* _Material provided_:
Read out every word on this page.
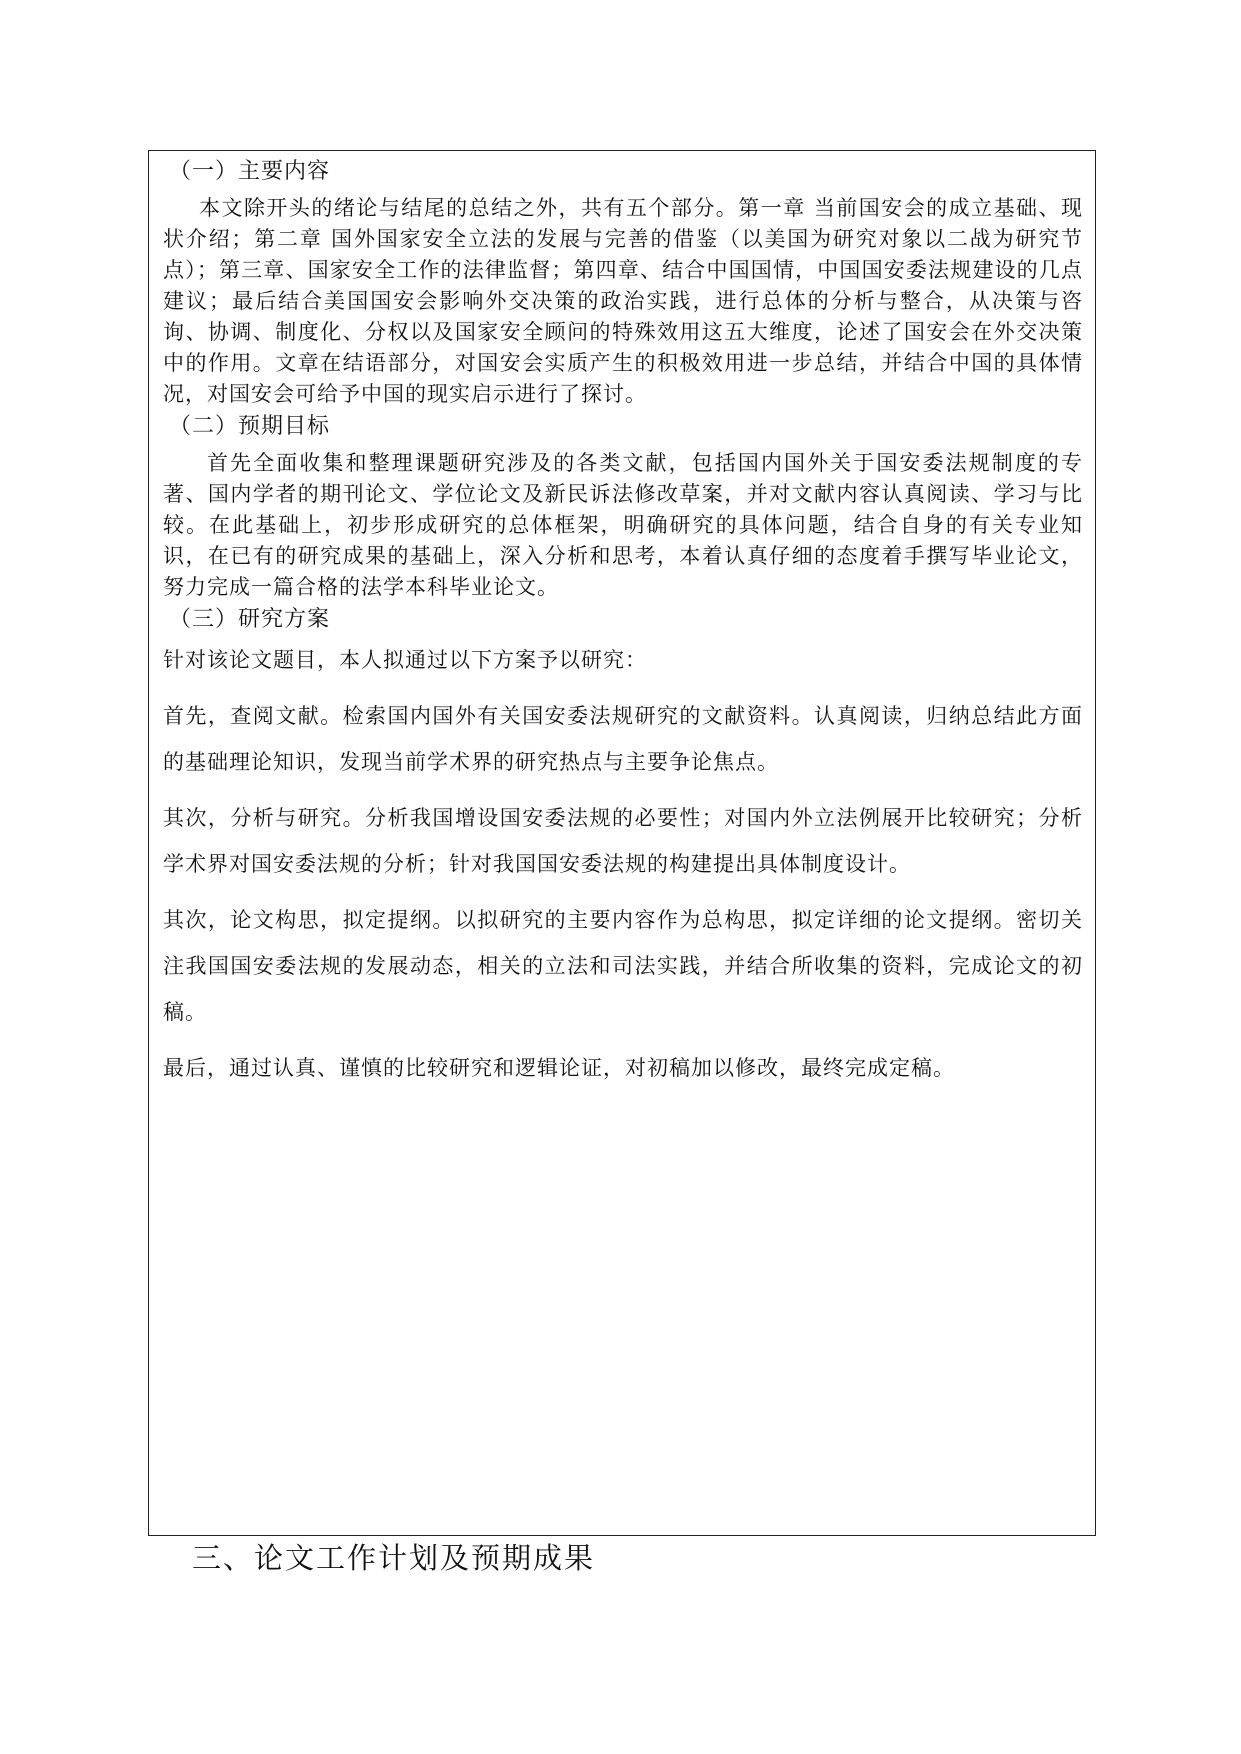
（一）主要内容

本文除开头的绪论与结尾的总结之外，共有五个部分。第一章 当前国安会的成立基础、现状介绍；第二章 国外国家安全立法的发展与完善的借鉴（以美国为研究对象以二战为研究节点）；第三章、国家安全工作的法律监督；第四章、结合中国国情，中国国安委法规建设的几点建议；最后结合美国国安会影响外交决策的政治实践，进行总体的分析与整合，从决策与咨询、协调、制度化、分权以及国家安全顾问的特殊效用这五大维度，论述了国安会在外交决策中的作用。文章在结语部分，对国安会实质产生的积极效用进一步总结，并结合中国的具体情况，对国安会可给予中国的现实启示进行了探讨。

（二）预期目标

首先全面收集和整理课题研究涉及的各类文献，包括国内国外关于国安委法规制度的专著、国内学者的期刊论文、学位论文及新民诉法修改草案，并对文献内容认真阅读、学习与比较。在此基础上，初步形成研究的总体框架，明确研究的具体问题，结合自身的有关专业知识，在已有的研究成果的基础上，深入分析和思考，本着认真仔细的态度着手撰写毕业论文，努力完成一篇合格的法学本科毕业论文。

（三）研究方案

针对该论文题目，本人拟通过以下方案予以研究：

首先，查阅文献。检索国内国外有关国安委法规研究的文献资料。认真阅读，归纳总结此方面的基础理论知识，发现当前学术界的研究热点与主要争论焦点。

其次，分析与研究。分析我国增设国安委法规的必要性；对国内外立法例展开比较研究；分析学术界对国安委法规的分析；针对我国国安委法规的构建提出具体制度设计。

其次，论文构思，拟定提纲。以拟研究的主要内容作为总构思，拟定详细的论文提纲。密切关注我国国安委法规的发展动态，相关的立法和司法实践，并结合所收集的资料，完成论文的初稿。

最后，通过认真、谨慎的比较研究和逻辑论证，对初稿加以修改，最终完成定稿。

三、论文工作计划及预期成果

* _Required task_:
Reproduce the material above in full, exactly, with no images.

* _Output for this exercise_:
Read out every word on this page.
（一）主要内容

本文除开头的绪论与结尾的总结之外，共有五个部分。第一章 当前国安会的成立基础、现状介绍；第二章 国外国家安全立法的发展与完善的借鉴（以美国为研究对象以二战为研究节点）；第三章、国家安全工作的法律监督；第四章、结合中国国情，中国国安委法规建设的几点建议；最后结合美国国安会影响外交决策的政治实践，进行总体的分析与整合，从决策与咨询、协调、制度化、分权以及国家安全顾问的特殊效用这五大维度，论述了国安会在外交决策中的作用。文章在结语部分，对国安会实质产生的积极效用进一步总结，并结合中国的具体情况，对国安会可给予中国的现实启示进行了探讨。

（二）预期目标

首先全面收集和整理课题研究涉及的各类文献，包括国内国外关于国安委法规制度的专著、国内学者的期刊论文、学位论文及新民诉法修改草案，并对文献内容认真阅读、学习与比较。在此基础上，初步形成研究的总体框架，明确研究的具体问题，结合自身的有关专业知识，在已有的研究成果的基础上，深入分析和思考，本着认真仔细的态度着手撰写毕业论文，努力完成一篇合格的法学本科毕业论文。

（三）研究方案

针对该论文题目，本人拟通过以下方案予以研究：

首先，查阅文献。检索国内国外有关国安委法规研究的文献资料。认真阅读，归纳总结此方面的基础理论知识，发现当前学术界的研究热点与主要争论焦点。

其次，分析与研究。分析我国增设国安委法规的必要性；对国内外立法例展开比较研究；分析学术界对国安委法规的分析；针对我国国安委法规的构建提出具体制度设计。

其次，论文构思，拟定提纲。以拟研究的主要内容作为总构思，拟定详细的论文提纲。密切关注我国国安委法规的发展动态，相关的立法和司法实践，并结合所收集的资料，完成论文的初稿。

最后，通过认真、谨慎的比较研究和逻辑论证，对初稿加以修改，最终完成定稿。

三、论文工作计划及预期成果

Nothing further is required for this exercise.